## Stored items
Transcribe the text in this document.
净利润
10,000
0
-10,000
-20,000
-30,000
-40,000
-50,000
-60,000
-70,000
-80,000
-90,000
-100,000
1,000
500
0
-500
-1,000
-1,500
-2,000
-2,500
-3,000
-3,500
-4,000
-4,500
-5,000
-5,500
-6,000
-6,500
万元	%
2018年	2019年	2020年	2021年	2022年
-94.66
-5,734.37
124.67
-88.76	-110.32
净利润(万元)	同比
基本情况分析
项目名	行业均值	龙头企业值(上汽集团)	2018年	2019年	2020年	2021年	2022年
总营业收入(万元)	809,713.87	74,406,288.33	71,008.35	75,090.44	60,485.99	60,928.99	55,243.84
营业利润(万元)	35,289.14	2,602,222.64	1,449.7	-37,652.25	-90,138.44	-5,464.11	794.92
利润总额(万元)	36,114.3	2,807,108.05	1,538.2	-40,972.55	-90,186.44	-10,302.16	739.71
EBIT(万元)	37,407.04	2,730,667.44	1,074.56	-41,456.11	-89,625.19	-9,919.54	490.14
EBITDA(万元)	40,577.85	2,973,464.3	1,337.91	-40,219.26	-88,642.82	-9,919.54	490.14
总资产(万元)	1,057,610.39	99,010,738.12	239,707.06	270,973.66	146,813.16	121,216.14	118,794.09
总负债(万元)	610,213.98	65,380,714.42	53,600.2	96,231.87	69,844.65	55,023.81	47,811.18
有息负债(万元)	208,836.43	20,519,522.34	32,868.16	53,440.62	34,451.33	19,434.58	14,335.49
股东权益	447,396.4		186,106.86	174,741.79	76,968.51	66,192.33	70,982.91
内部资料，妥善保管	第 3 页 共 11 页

## GIVEN EXERCISE
Word for word, extract all the records.

## WRITTEN ANSWER
Transcribe the text in this document.
净利润
10,000
0
-10,000
-20,000
-30,000
-40,000
-50,000
-60,000
-70,000
-80,000
-90,000
-100,000
1,000
500
0
-500
-1,000
-1,500
-2,000
-2,500
-3,000
-3,500
-4,000
-4,500
-5,000
-5,500
-6,000
-6,500
万元	%
2018年	2019年	2020年	2021年	2022年
-94.66
-5,734.37
124.67
-88.76	-110.32
净利润(万元)	同比
基本情况分析
项目名	行业均值	龙头企业值(上汽集团)	2018年	2019年	2020年	2021年	2022年
总营业收入(万元)	809,713.87	74,406,288.33	71,008.35	75,090.44	60,485.99	60,928.99	55,243.84
营业利润(万元)	35,289.14	2,602,222.64	1,449.7	-37,652.25	-90,138.44	-5,464.11	794.92
利润总额(万元)	36,114.3	2,807,108.05	1,538.2	-40,972.55	-90,186.44	-10,302.16	739.71
EBIT(万元)	37,407.04	2,730,667.44	1,074.56	-41,456.11	-89,625.19	-9,919.54	490.14
EBITDA(万元)	40,577.85	2,973,464.3	1,337.91	-40,219.26	-88,642.82	-9,919.54	490.14
总资产(万元)	1,057,610.39	99,010,738.12	239,707.06	270,973.66	146,813.16	121,216.14	118,794.09
总负债(万元)	610,213.98	65,380,714.42	53,600.2	96,231.87	69,844.65	55,023.81	47,811.18
有息负债(万元)	208,836.43	20,519,522.34	32,868.16	53,440.62	34,451.33	19,434.58	14,335.49
股东权益	447,396.4		186,106.86	174,741.79	76,968.51	66,192.33	70,982.91
内部资料，妥善保管	第 3 页 共 11 页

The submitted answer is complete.